TASK STATEMENT:
Copy every line of the listing below without changing anything.

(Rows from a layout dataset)
****

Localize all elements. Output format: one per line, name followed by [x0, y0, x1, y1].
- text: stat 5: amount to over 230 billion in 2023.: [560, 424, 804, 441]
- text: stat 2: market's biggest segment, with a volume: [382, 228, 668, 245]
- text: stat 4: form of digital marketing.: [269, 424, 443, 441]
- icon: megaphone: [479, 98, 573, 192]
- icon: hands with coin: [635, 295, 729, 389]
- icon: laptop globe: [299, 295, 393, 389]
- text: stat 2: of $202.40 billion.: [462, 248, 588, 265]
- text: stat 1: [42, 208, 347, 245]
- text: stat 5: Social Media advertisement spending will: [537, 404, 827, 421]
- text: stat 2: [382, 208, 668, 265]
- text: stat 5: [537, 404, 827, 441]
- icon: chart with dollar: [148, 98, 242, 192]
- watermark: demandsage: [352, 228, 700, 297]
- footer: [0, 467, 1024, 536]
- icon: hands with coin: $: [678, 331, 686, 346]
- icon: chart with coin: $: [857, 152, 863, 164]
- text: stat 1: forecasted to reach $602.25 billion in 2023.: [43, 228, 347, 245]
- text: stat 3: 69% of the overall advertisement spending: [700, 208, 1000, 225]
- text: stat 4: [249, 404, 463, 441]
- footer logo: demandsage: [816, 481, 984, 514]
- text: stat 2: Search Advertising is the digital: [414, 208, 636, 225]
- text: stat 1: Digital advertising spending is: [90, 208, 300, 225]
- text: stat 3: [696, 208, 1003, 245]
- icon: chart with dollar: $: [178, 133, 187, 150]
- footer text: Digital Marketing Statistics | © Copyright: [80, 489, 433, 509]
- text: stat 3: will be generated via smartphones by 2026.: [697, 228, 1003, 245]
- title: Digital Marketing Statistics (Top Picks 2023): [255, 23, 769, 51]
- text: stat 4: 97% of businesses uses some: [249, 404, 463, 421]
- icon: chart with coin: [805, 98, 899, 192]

****

FINISHED ANSWER:
Localize all elements. Output format: one per line, name followed by [x0, y0, x1, y1].
- text: stat 5: amount to over 230 billion in 2023.: [560, 424, 804, 441]
- text: stat 2: market's biggest segment, with a volume: [382, 228, 668, 245]
- text: stat 4: form of digital marketing.: [269, 424, 443, 441]
- icon: megaphone: [479, 98, 573, 192]
- icon: hands with coin: [635, 295, 729, 389]
- icon: laptop globe: [299, 295, 393, 389]
- text: stat 2: of $202.40 billion.: [462, 248, 588, 265]
- text: stat 1: [42, 208, 347, 245]
- text: stat 5: Social Media advertisement spending will: [537, 404, 827, 421]
- text: stat 2: [382, 208, 668, 265]
- text: stat 5: [537, 404, 827, 441]
- icon: chart with dollar: [148, 98, 242, 192]
- watermark: demandsage: [352, 228, 700, 297]
- footer: [0, 467, 1024, 536]
- icon: hands with coin: $: [678, 331, 686, 346]
- icon: chart with coin: $: [857, 152, 863, 164]
- text: stat 1: forecasted to reach $602.25 billion in 2023.: [43, 228, 347, 245]
- text: stat 3: 69% of the overall advertisement spending: [700, 208, 1000, 225]
- text: stat 4: [249, 404, 463, 441]
- footer logo: demandsage: [816, 481, 984, 514]
- text: stat 2: Search Advertising is the digital: [414, 208, 636, 225]
- text: stat 1: Digital advertising spending is: [90, 208, 300, 225]
- text: stat 3: [696, 208, 1003, 245]
- icon: chart with dollar: $: [178, 133, 187, 150]
- footer text: Digital Marketing Statistics | © Copyright: [80, 489, 433, 509]
- text: stat 3: will be generated via smartphones by 2026.: [697, 228, 1003, 245]
- title: Digital Marketing Statistics (Top Picks 2023): [255, 23, 769, 51]
- text: stat 4: 97% of businesses uses some: [249, 404, 463, 421]
- icon: chart with coin: [805, 98, 899, 192]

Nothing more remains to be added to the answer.